_Stated exercise_: Write out the data again exactly, skipping every picture.

--- Start of Data ---

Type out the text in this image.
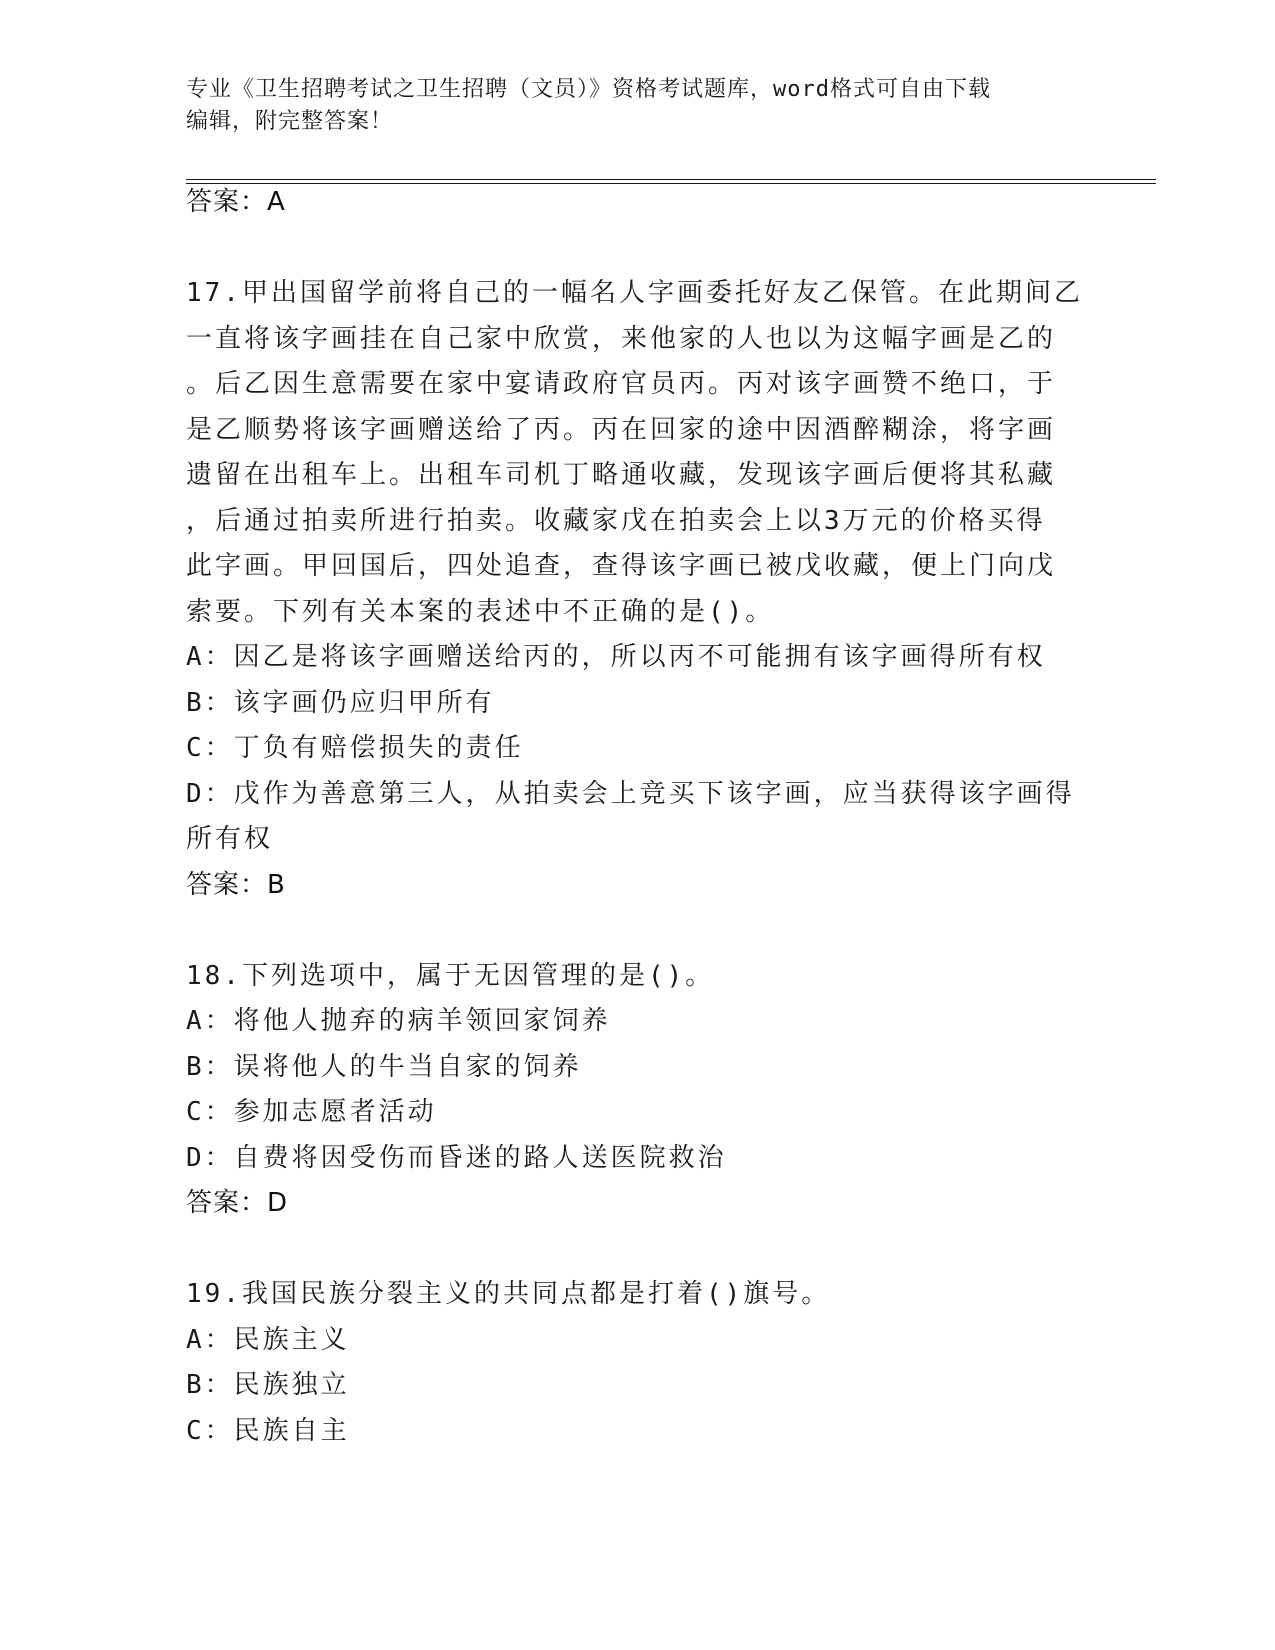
专业《卫生招聘考试之卫生招聘（文员）》资格考试题库，word格式可自由下载
编辑，附完整答案！
答案：A
17.甲出国留学前将自己的一幅名人字画委托好友乙保管。在此期间乙
一直将该字画挂在自己家中欣赏，来他家的人也以为这幅字画是乙的
。后乙因生意需要在家中宴请政府官员丙。丙对该字画赞不绝口，于
是乙顺势将该字画赠送给了丙。丙在回家的途中因酒醉糊涂，将字画
遗留在出租车上。出租车司机丁略通收藏，发现该字画后便将其私藏
，后通过拍卖所进行拍卖。收藏家戊在拍卖会上以3万元的价格买得
此字画。甲回国后，四处追查，查得该字画已被戊收藏，便上门向戊
索要。下列有关本案的表述中不正确的是()。
A：因乙是将该字画赠送给丙的，所以丙不可能拥有该字画得所有权
B：该字画仍应归甲所有
C：丁负有赔偿损失的责任
D：戊作为善意第三人，从拍卖会上竞买下该字画，应当获得该字画得
所有权
答案：B
18.下列选项中，属于无因管理的是()。
A：将他人抛弃的病羊领回家饲养
B：误将他人的牛当自家的饲养
C：参加志愿者活动
D：自费将因受伤而昏迷的路人送医院救治
答案：D
19.我国民族分裂主义的共同点都是打着()旗号。
A：民族主义
B：民族独立
C：民族自主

--- End of Data ---

_Task result_:
Type out the text in this image.
专业《卫生招聘考试之卫生招聘（文员）》资格考试题库，word格式可自由下载
编辑，附完整答案！
答案：A
17.甲出国留学前将自己的一幅名人字画委托好友乙保管。在此期间乙
一直将该字画挂在自己家中欣赏，来他家的人也以为这幅字画是乙的
。后乙因生意需要在家中宴请政府官员丙。丙对该字画赞不绝口，于
是乙顺势将该字画赠送给了丙。丙在回家的途中因酒醉糊涂，将字画
遗留在出租车上。出租车司机丁略通收藏，发现该字画后便将其私藏
，后通过拍卖所进行拍卖。收藏家戊在拍卖会上以3万元的价格买得
此字画。甲回国后，四处追查，查得该字画已被戊收藏，便上门向戊
索要。下列有关本案的表述中不正确的是()。
A：因乙是将该字画赠送给丙的，所以丙不可能拥有该字画得所有权
B：该字画仍应归甲所有
C：丁负有赔偿损失的责任
D：戊作为善意第三人，从拍卖会上竞买下该字画，应当获得该字画得
所有权
答案：B
18.下列选项中，属于无因管理的是()。
A：将他人抛弃的病羊领回家饲养
B：误将他人的牛当自家的饲养
C：参加志愿者活动
D：自费将因受伤而昏迷的路人送医院救治
答案：D
19.我国民族分裂主义的共同点都是打着()旗号。
A：民族主义
B：民族独立
C：民族自主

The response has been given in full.